Required task: Render every row below as a Markdown table with two columns, Number and Text. Put each row's number and its line in them, and leave out the blank lines.

## begin

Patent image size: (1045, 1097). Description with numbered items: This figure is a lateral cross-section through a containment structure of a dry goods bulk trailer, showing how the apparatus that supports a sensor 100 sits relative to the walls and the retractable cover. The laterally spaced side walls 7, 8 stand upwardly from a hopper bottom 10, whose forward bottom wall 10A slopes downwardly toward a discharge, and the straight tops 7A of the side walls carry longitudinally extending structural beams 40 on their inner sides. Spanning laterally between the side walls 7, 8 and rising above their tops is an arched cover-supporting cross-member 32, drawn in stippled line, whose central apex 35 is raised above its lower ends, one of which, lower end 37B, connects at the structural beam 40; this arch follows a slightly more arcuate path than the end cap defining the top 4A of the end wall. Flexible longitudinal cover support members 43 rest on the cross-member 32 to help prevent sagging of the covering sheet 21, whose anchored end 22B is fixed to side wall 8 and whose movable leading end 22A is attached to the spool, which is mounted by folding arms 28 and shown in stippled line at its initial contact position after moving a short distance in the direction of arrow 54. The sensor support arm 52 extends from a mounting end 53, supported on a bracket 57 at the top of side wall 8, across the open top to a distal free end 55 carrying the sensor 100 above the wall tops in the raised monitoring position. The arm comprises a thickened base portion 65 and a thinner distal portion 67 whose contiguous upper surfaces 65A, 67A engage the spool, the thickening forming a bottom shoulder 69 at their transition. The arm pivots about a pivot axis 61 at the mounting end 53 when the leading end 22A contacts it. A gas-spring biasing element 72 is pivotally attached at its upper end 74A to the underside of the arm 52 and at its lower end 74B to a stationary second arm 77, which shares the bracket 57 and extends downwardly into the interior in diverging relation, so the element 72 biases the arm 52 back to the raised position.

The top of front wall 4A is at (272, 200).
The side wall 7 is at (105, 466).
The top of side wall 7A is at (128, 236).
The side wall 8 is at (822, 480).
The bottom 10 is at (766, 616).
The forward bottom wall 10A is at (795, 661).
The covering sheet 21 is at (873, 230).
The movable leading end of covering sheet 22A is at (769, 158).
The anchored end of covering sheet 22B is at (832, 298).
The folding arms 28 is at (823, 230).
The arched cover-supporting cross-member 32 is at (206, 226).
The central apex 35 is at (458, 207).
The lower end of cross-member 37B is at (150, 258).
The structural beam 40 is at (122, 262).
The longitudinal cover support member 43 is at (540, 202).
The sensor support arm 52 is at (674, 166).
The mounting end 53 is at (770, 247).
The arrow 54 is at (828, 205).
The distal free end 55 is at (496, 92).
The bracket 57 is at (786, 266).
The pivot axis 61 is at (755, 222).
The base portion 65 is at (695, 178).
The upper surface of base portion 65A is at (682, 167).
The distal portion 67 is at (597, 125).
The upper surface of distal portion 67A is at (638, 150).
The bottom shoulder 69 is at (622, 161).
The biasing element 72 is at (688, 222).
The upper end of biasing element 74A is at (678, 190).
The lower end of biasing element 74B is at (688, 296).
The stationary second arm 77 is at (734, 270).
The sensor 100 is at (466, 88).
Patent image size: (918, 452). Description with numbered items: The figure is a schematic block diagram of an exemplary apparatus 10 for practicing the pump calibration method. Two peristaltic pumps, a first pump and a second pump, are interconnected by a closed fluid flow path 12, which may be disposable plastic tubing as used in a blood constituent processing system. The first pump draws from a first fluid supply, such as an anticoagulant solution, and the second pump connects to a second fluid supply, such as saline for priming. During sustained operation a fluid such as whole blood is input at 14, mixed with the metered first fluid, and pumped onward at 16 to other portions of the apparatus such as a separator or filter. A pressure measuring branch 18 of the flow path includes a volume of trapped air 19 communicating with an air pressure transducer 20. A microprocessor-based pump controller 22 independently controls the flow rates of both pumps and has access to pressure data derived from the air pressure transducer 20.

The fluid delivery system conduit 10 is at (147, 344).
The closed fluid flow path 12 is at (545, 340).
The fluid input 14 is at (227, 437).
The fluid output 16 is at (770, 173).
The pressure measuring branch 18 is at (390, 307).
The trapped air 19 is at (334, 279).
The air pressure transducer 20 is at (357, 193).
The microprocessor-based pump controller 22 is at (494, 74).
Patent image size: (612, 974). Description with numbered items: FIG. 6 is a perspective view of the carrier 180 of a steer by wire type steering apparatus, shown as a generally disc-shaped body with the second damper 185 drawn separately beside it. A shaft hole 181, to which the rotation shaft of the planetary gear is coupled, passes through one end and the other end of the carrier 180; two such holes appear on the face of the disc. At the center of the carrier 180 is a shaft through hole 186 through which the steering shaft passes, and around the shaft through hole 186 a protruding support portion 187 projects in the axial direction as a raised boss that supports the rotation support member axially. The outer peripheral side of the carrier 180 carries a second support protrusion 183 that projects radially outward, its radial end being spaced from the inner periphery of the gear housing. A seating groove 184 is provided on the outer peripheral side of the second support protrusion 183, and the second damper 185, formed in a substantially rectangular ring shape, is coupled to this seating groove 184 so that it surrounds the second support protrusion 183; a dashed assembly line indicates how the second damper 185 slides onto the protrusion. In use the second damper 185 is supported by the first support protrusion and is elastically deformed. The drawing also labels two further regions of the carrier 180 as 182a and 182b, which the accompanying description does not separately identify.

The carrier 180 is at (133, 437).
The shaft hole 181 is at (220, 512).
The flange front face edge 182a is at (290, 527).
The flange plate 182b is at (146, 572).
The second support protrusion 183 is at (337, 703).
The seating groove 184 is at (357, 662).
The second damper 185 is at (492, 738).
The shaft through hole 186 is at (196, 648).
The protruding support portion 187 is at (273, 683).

## end

Solution below:
| Number | Text |
|---|---|
| 1 | Patent image size: (1045, 1097). Description with numbered items: This figure is a lateral cross-section through a containment structure of a dry goods bulk trailer, showing how the apparatus that supports a sensor 100 sits relative to the walls and the retractable cover. The laterally spaced side walls 7, 8 stand upwardly from a hopper bottom 10, whose forward bottom wall 10A slopes downwardly toward a discharge, and the straight tops 7A of the side walls carry longitudinally extending structural beams 40 on their inner sides. Spanning laterally between the side walls 7, 8 and rising above their tops is an arched cover-supporting cross-member 32, drawn in stippled line, whose central apex 35 is raised above its lower ends, one of which, lower end 37B, connects at the structural beam 40; this arch follows a slightly more arcuate path than the end cap defining the top 4A of the end wall. Flexible longitudinal cover support members 43 rest on the cross-member 32 to help prevent sagging of the covering sheet 21, whose anchored end 22B is fixed to side wall 8 and whose movable leading end 22A is attached to the spool, which is mounted by folding arms 28 and shown in stippled line at its initial contact position after moving a short distance in the direction of arrow 54. The sensor support arm 52 extends from a mounting end 53, supported on a bracket 57 at the top of side wall 8, across the open top to a distal free end 55 carrying the sensor 100 above the wall tops in the raised monitoring position. The arm comprises a thickened base portion 65 and a thinner distal portion 67 whose contiguous upper surfaces 65A, 67A engage the spool, the thickening forming a bottom shoulder 69 at their transition. The arm pivots about a pivot axis 61 at the mounting end 53 when the leading end 22A contacts it. A gas-spring biasing element 72 is pivotally attached at its upper end 74A to the underside of the arm 52 and at its lower end 74B to a stationary second arm 77, which shares the bracket 57 and extends downwardly into the interior in diverging relation, so the element 72 biases the arm 52 back to the raised position. |
| 2 | The top of front wall 4A is at (272, 200). |
| 3 | The side wall 7 is at (105, 466). |
| 4 | The top of side wall 7A is at (128, 236). |
| 5 | The side wall 8 is at (822, 480). |
| 6 | The bottom 10 is at (766, 616). |
| 7 | The forward bottom wall 10A is at (795, 661). |
| 8 | The covering sheet 21 is at (873, 230). |
| 9 | The movable leading end of covering sheet 22A is at (769, 158). |
| 10 | The anchored end of covering sheet 22B is at (832, 298). |
| 11 | The folding arms 28 is at (823, 230). |
| 12 | The arched cover-supporting cross-member 32 is at (206, 226). |
| 13 | The central apex 35 is at (458, 207). |
| 14 | The lower end of cross-member 37B is at (150, 258). |
| 15 | The structural beam 40 is at (122, 262). |
| 16 | The longitudinal cover support member 43 is at (540, 202). |
| 17 | The sensor support arm 52 is at (674, 166). |
| 18 | The mounting end 53 is at (770, 247). |
| 19 | The arrow 54 is at (828, 205). |
| 20 | The distal free end 55 is at (496, 92). |
| 21 | The bracket 57 is at (786, 266). |
| 22 | The pivot axis 61 is at (755, 222). |
| 23 | The base portion 65 is at (695, 178). |
| 24 | The upper surface of base portion 65A is at (682, 167). |
| 25 | The distal portion 67 is at (597, 125). |
| 26 | The upper surface of distal portion 67A is at (638, 150). |
| 27 | The bottom shoulder 69 is at (622, 161). |
| 28 | The biasing element 72 is at (688, 222). |
| 29 | The upper end of biasing element 74A is at (678, 190). |
| 30 | The lower end of biasing element 74B is at (688, 296). |
| 31 | The stationary second arm 77 is at (734, 270). |
| 32 | The sensor 100 is at (466, 88). |
| 33 | Patent image size: (918, 452). Description with numbered items: The figure is a schematic block diagram of an exemplary apparatus 10 for practicing the pump calibration method. Two peristaltic pumps, a first pump and a second pump, are interconnected by a closed fluid flow path 12, which may be disposable plastic tubing as used in a blood constituent processing system. The first pump draws from a first fluid supply, such as an anticoagulant solution, and the second pump connects to a second fluid supply, such as saline for priming. During sustained operation a fluid such as whole blood is input at 14, mixed with the metered first fluid, and pumped onward at 16 to other portions of the apparatus such as a separator or filter. A pressure measuring branch 18 of the flow path includes a volume of trapped air 19 communicating with an air pressure transducer 20. A microprocessor-based pump controller 22 independently controls the flow rates of both pumps and has access to pressure data derived from the air pressure transducer 20. |
| 34 | The fluid delivery system conduit 10 is at (147, 344). |
| 35 | The closed fluid flow path 12 is at (545, 340). |
| 36 | The fluid input 14 is at (227, 437). |
| 37 | The fluid output 16 is at (770, 173). |
| 38 | The pressure measuring branch 18 is at (390, 307). |
| 39 | The trapped air 19 is at (334, 279). |
| 40 | The air pressure transducer 20 is at (357, 193). |
| 41 | The microprocessor-based pump controller 22 is at (494, 74). |
| 42 | Patent image size: (612, 974). Description with numbered items: FIG. 6 is a perspective view of the carrier 180 of a steer by wire type steering apparatus, shown as a generally disc-shaped body with the second damper 185 drawn separately beside it. A shaft hole 181, to which the rotation shaft of the planetary gear is coupled, passes through one end and the other end of the carrier 180; two such holes appear on the face of the disc. At the center of the carrier 180 is a shaft through hole 186 through which the steering shaft passes, and around the shaft through hole 186 a protruding support portion 187 projects in the axial direction as a raised boss that supports the rotation support member axially. The outer peripheral side of the carrier 180 carries a second support protrusion 183 that projects radially outward, its radial end being spaced from the inner periphery of the gear housing. A seating groove 184 is provided on the outer peripheral side of the second support protrusion 183, and the second damper 185, formed in a substantially rectangular ring shape, is coupled to this seating groove 184 so that it surrounds the second support protrusion 183; a dashed assembly line indicates how the second damper 185 slides onto the protrusion. In use the second damper 185 is supported by the first support protrusion and is elastically deformed. The drawing also labels two further regions of the carrier 180 as 182a and 182b, which the accompanying description does not separately identify. |
| 43 | The carrier 180 is at (133, 437). |
| 44 | The shaft hole 181 is at (220, 512). |
| 45 | The flange front face edge 182a is at (290, 527). |
| 46 | The flange plate 182b is at (146, 572). |
| 47 | The second support protrusion 183 is at (337, 703). |
| 48 | The seating groove 184 is at (357, 662). |
| 49 | The second damper 185 is at (492, 738). |
| 50 | The shaft through hole 186 is at (196, 648). |
| 51 | The protruding support portion 187 is at (273, 683). |